Goal:
List every physical element named in the passage on the three gunas below.

We shall pass, after this, to other considerations which will show better still how the conception of the elements is connected, not only to the conditions of existence of a more universal order.
but more precisely, to the very conditions of all manifestations. One knows what importance Hindu doctrine gives to the consideration of the three gunas: this term designates the qualities, or constituent and primordial attributes, of beings viewed in their different states of manifestation, and which they hold from the 'substantial' principle of their existence, for, from the universal point of view, they are inherent to prakrti, in which they are in perfect equilibrium in the 'indistinction' of pure undifferentiated potentiality. All manifestations or modifications of 'substance' represents a break in this equilibrium. Manifested beings partake, therefore, of the three gunas at various degrees, and these are not states, but general conditions which they are subject in their state, by which they are bound in a way, and which determine the actual tendency of their 'becoming'. We need't fit enter a complete expose, regarding the gunas, but only sufficient to see their application to the distinction of elements. We shall not even repeat the definition of each guna, already given on several occasions. We shall merely recall for this is what is most important here, that sattva is represented as an ascending tendency, tamas as a descending tendency, and rajas, which is intermediate between the two, as one expansion in the horizontal plane.
The three gunas must be found in each of the elements, as in everything that belongs to the domain of universal manifestation. But they occur therein different proportions, establishing between these elements a sort of hierarchy, which one may regard as analogous to that hierarchy which, from another incomparably more extensive point of view, is established similarly between the multiple states of Universal Existence, even though it is, here, only a question of simple modalities included inside one and the same state. In water and earth, but particularly in earth, it is tamas that predominates; physically speaking, this descending and compressive force corresponds to gravity or weight. Rajas predominates in air; that is way this element is regarded as endowed essentially with transversal movement. In fire, it is
sattva that predominates, for fire is the luminous element; the ascending force is symbolised by the tendency of the flame to rise up, and it is translated physically by the dilating power of heat, inasmuch as this power opposes the condensation of bodies.

Provided data:
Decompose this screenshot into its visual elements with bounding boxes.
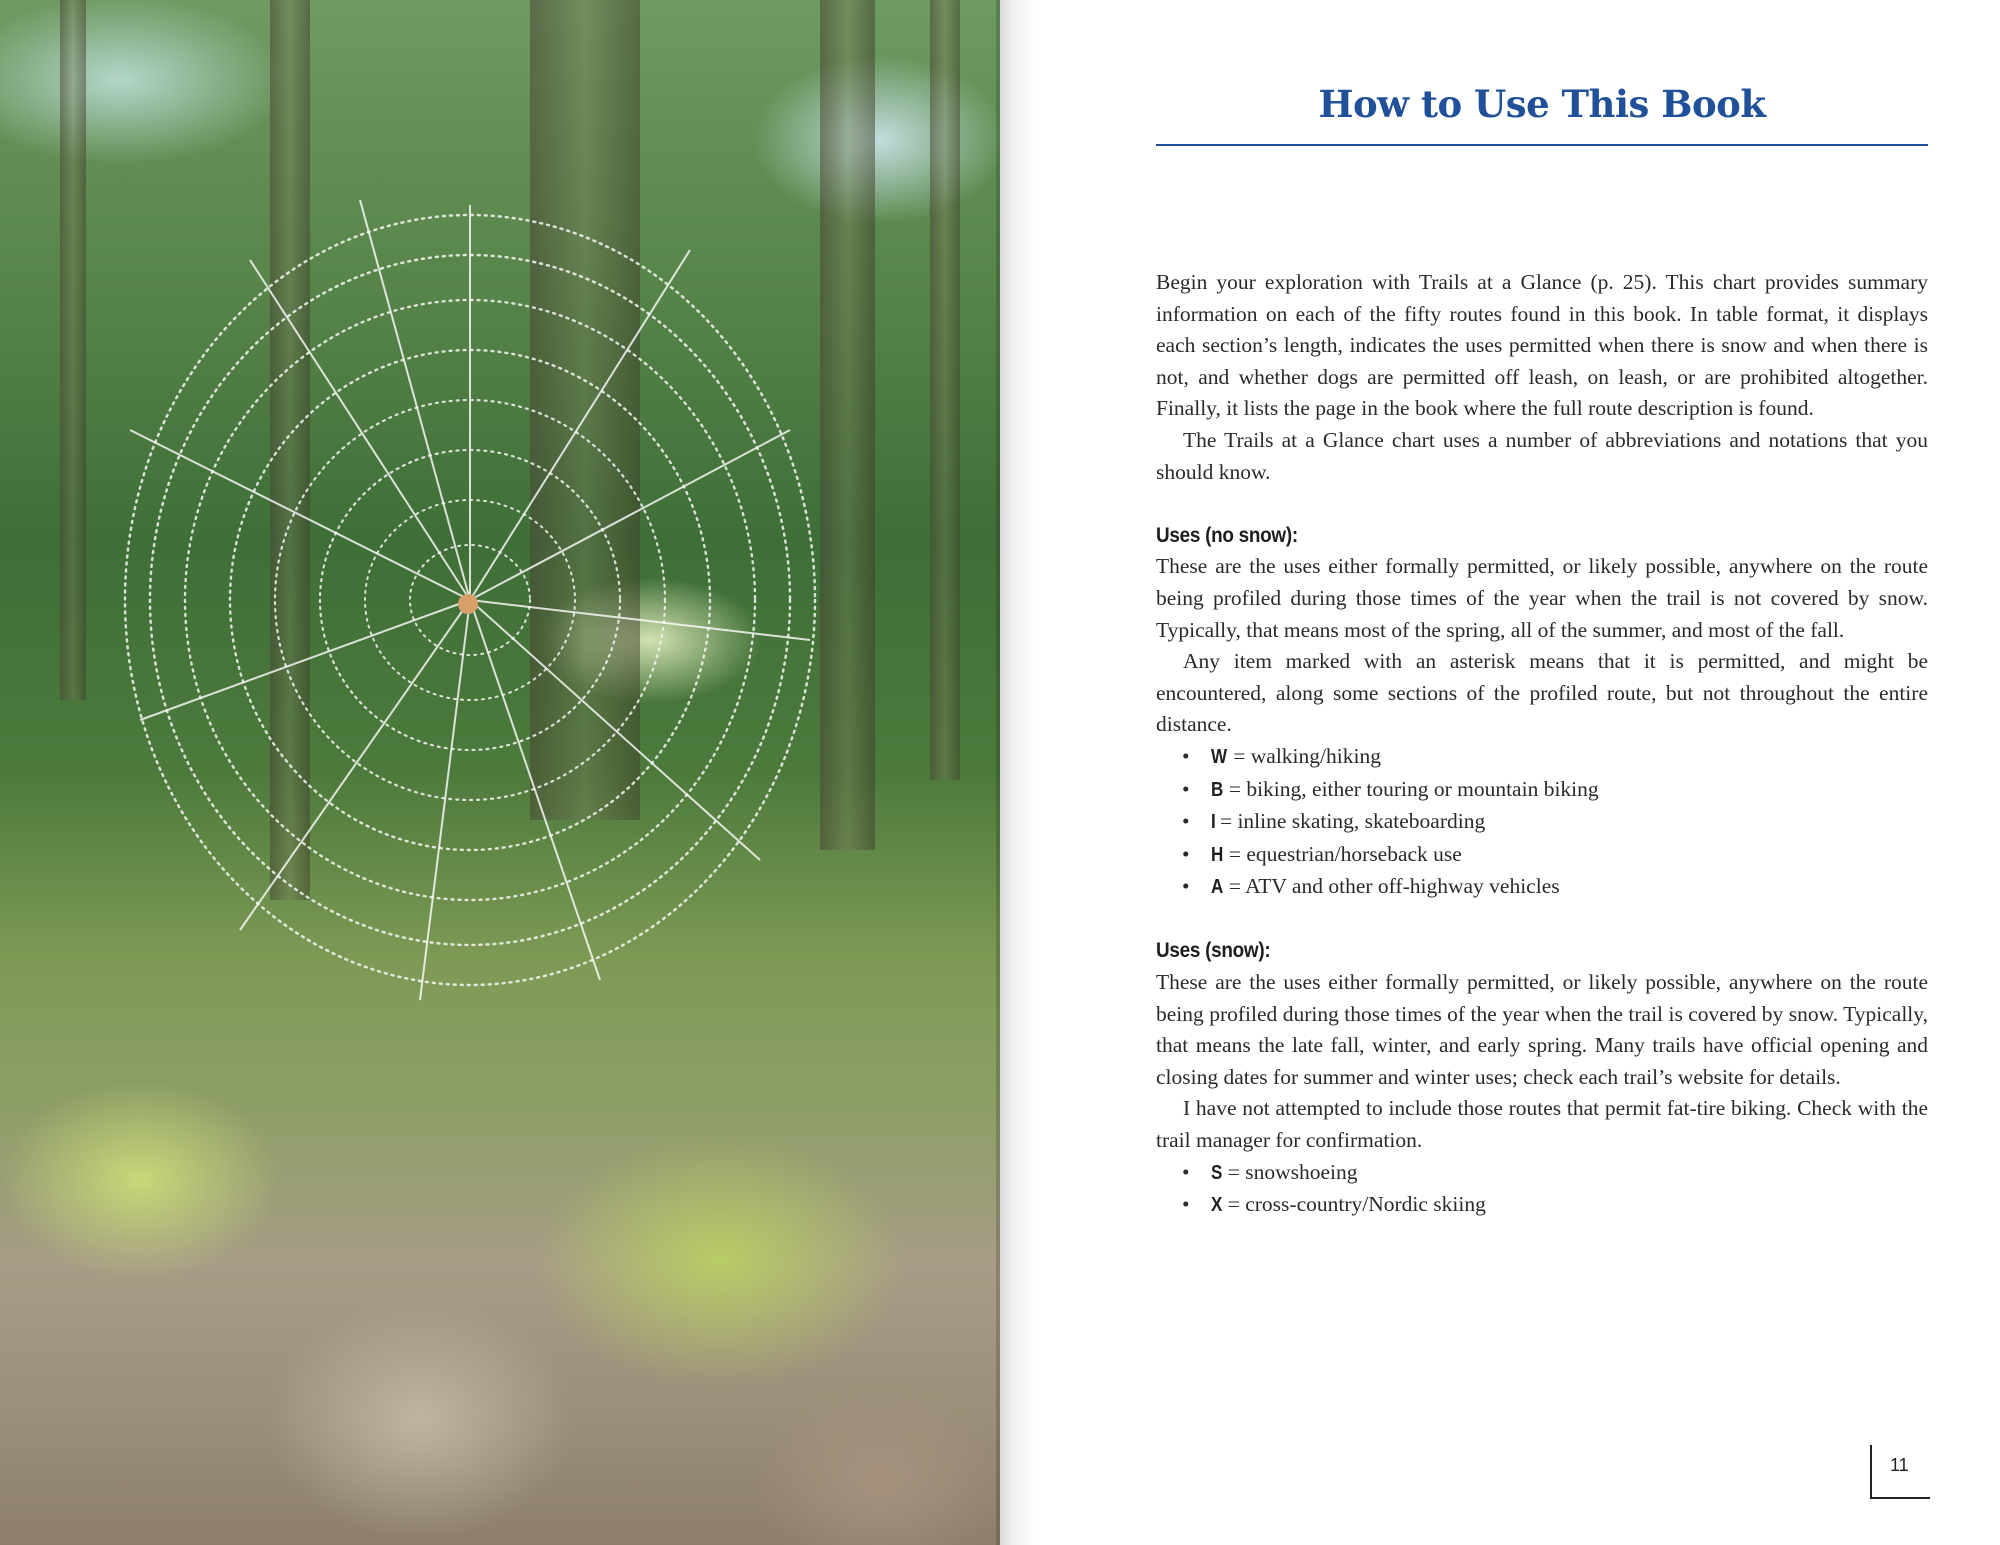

Written response:
Water, earth, air, fire